━━ Supplied data

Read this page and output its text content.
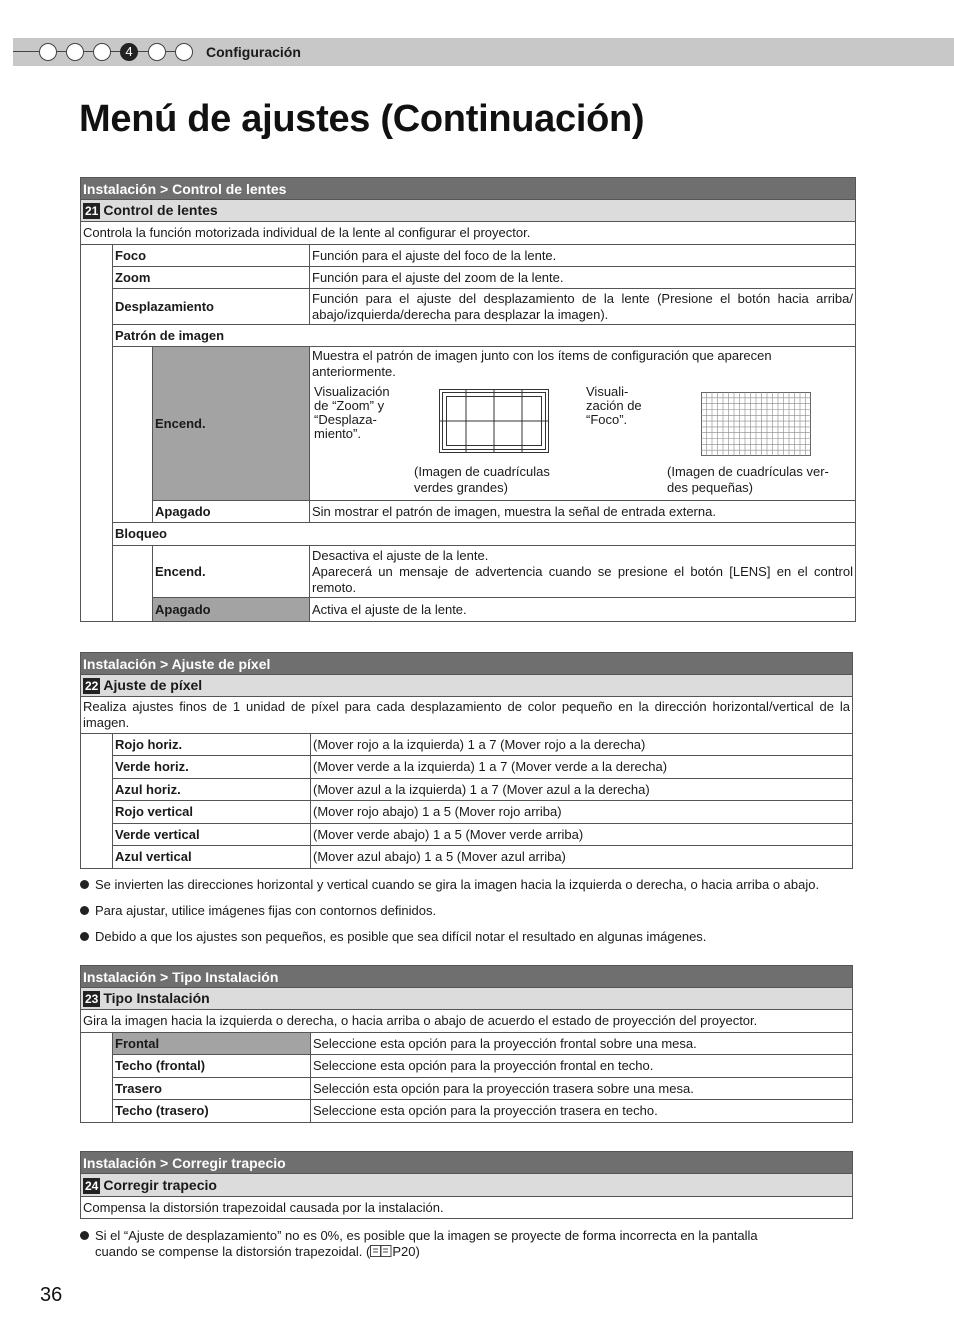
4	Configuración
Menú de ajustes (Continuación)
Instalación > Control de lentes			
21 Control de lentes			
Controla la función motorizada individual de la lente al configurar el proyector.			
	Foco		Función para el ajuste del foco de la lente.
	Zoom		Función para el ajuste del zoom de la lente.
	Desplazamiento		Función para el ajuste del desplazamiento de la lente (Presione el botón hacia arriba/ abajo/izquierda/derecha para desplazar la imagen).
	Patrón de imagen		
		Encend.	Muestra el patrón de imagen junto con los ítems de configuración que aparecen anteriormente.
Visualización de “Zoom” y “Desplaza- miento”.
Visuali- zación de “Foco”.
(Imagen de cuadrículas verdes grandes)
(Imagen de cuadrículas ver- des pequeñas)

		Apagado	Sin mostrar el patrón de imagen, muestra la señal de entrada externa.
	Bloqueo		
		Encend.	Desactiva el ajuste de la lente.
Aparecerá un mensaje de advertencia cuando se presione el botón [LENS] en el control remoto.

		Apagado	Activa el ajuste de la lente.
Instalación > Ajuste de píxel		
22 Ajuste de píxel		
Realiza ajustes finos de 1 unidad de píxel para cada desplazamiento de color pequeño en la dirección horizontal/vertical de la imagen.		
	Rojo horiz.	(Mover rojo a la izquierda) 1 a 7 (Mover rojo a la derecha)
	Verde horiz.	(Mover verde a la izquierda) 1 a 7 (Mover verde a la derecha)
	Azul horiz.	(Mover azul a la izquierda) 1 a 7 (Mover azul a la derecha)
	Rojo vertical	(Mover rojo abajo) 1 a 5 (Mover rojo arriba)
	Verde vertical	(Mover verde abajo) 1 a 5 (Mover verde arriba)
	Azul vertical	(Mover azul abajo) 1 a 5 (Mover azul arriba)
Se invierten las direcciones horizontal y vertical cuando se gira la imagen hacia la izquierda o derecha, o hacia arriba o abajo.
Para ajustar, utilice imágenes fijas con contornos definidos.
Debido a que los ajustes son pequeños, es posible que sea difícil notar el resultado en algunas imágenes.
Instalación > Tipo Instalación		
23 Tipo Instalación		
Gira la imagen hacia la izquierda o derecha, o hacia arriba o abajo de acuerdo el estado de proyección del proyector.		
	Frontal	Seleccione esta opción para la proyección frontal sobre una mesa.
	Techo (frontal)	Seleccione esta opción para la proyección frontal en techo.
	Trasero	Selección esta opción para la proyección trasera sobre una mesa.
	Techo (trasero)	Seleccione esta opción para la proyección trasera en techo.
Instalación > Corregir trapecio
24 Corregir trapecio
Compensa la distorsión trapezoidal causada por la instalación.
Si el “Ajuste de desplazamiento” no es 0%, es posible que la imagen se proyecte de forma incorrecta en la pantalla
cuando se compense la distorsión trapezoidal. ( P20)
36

━━━━
━━ Supplied data

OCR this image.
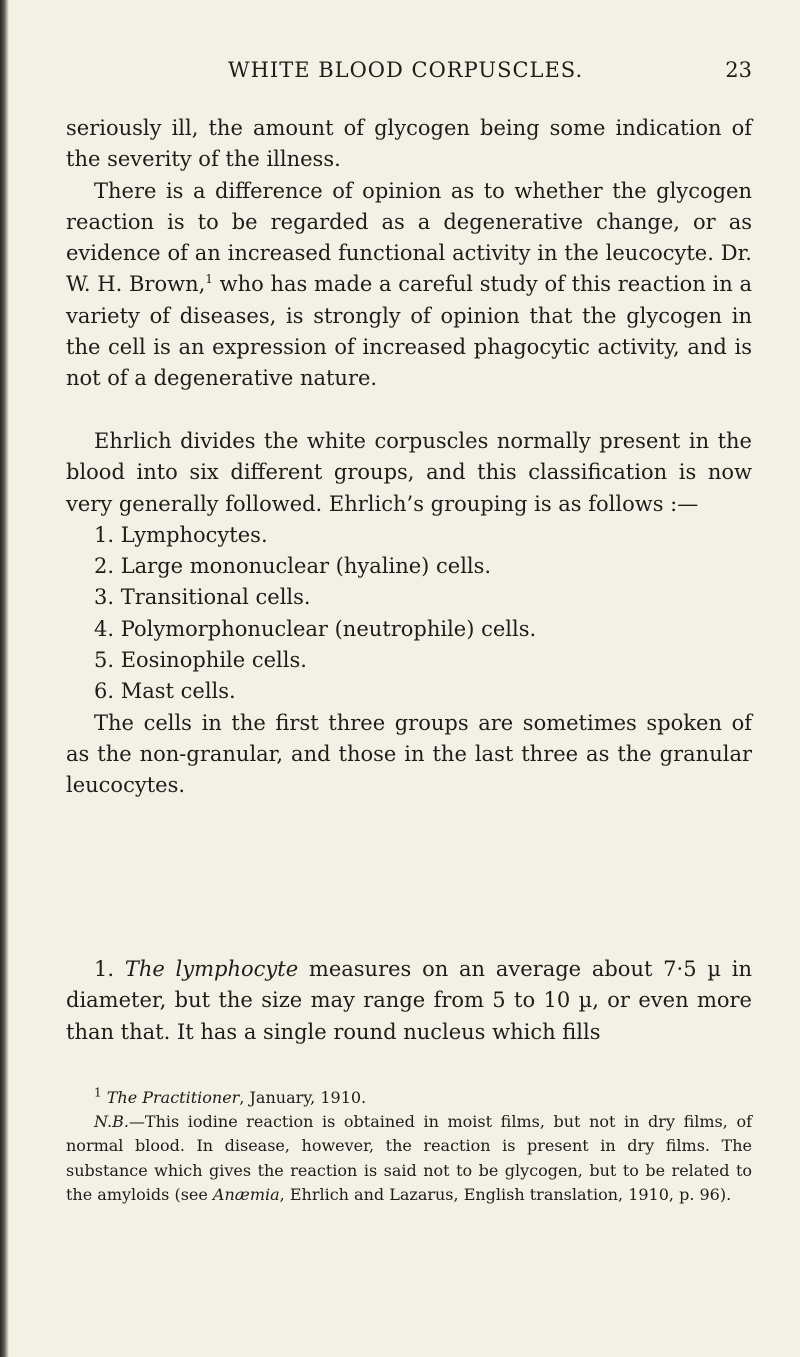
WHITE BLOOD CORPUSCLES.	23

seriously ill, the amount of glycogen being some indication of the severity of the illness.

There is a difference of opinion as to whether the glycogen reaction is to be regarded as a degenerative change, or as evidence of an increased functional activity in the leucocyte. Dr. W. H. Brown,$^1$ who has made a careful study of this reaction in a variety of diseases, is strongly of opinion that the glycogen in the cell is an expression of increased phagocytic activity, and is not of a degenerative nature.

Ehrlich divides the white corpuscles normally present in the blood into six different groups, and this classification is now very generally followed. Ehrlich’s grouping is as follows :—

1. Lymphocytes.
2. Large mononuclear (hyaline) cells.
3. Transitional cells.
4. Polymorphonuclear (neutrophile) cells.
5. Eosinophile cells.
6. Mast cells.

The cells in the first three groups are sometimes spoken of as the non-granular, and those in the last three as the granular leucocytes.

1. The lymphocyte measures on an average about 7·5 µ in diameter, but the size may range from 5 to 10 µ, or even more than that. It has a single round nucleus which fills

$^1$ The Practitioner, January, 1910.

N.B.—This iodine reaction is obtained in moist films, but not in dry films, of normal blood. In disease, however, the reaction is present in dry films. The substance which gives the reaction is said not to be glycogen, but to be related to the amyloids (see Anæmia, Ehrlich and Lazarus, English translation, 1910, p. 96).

━━━━
━━ Supplied data

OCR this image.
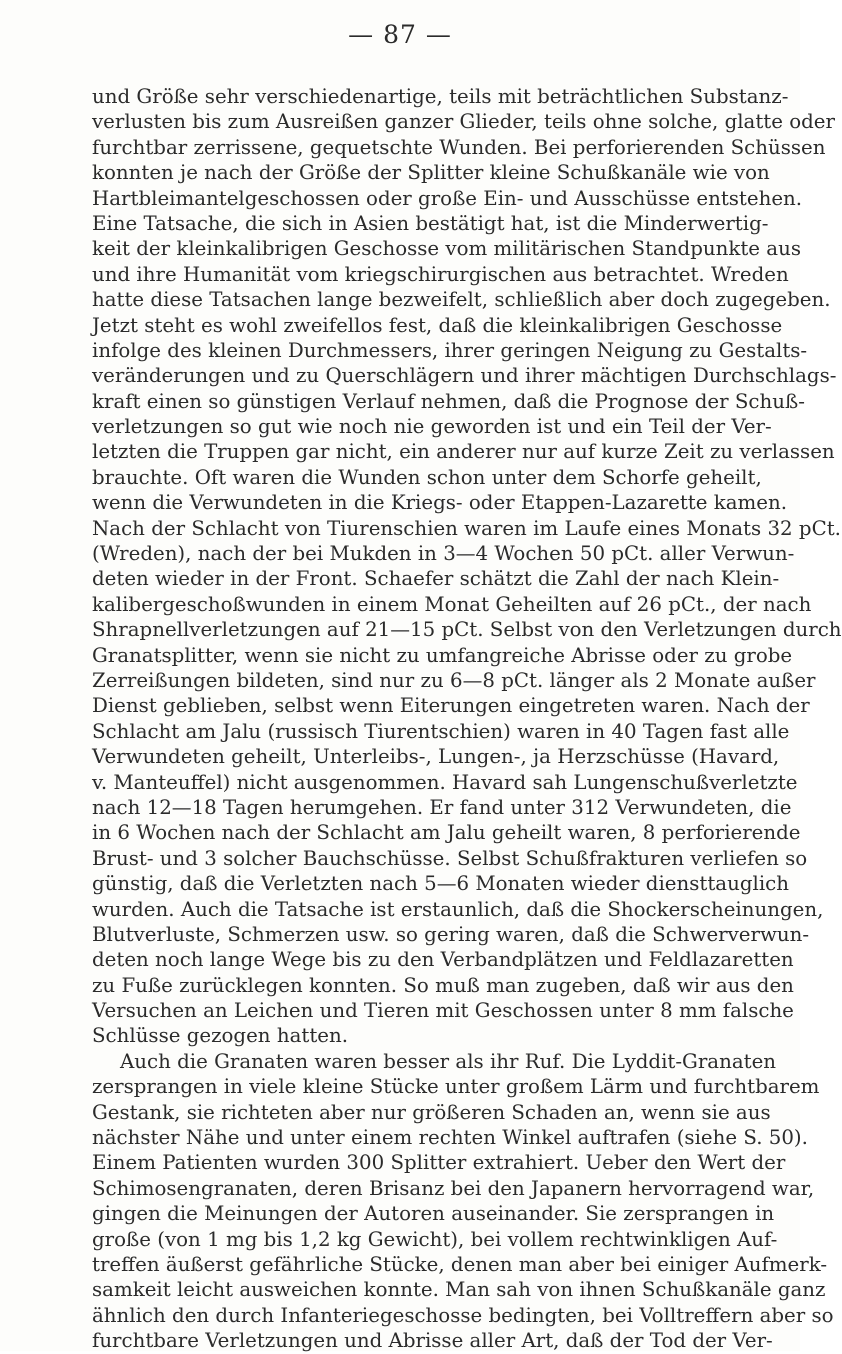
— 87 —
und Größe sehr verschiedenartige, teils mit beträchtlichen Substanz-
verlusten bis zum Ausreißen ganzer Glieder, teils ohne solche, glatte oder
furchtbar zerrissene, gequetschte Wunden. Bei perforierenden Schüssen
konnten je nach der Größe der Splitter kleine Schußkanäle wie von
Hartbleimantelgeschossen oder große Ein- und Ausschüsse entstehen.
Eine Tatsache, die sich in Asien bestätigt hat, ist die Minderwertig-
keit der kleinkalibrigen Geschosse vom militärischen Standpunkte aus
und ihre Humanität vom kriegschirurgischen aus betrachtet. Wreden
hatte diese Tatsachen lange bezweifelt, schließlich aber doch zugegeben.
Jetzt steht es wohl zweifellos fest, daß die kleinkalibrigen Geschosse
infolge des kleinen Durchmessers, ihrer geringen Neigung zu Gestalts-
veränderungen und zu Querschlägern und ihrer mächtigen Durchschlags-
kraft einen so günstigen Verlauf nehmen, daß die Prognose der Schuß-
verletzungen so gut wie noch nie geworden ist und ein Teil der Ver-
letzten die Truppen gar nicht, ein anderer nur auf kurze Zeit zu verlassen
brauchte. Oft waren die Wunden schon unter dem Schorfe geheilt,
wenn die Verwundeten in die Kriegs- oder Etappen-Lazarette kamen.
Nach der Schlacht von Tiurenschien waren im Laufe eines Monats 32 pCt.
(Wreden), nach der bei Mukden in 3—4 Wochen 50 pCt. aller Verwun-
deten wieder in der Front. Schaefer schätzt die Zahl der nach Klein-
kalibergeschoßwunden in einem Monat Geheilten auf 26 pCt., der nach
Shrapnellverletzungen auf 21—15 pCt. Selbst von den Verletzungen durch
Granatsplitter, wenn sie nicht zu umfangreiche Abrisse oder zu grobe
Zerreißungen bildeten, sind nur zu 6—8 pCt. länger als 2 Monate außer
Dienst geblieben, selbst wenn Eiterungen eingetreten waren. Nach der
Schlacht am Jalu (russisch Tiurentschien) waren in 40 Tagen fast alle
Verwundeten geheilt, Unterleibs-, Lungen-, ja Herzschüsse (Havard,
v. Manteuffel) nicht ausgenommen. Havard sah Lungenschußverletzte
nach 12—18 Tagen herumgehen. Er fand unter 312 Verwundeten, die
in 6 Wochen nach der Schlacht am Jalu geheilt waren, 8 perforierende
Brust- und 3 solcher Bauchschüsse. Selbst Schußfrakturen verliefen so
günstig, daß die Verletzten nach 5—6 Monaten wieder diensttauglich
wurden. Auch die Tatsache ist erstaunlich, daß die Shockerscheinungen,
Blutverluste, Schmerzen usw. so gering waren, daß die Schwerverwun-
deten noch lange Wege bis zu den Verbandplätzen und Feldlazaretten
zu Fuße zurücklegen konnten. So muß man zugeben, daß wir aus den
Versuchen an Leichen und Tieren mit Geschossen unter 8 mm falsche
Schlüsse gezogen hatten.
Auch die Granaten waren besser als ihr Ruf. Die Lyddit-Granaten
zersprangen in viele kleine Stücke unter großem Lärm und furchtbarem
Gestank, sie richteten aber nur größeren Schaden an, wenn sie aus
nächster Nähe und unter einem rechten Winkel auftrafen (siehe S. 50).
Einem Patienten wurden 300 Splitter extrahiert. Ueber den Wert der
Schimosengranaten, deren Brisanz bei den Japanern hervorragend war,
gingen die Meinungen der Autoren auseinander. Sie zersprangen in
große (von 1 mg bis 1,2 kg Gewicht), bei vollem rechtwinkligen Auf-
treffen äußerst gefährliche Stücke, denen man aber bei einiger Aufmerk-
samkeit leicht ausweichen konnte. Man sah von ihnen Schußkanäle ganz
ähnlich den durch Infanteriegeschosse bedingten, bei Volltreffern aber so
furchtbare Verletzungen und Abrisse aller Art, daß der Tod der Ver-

━━━━

*Brief*
Your response should be the lines of the entries above that include the string "azul".

*Solution to this problem*
	Azul horiz.	(Mover azul a la izquierda) 1 a 7 (Mover azul a la derecha)
	Azul vertical	(Mover azul abajo) 1 a 5 (Mover azul arriba)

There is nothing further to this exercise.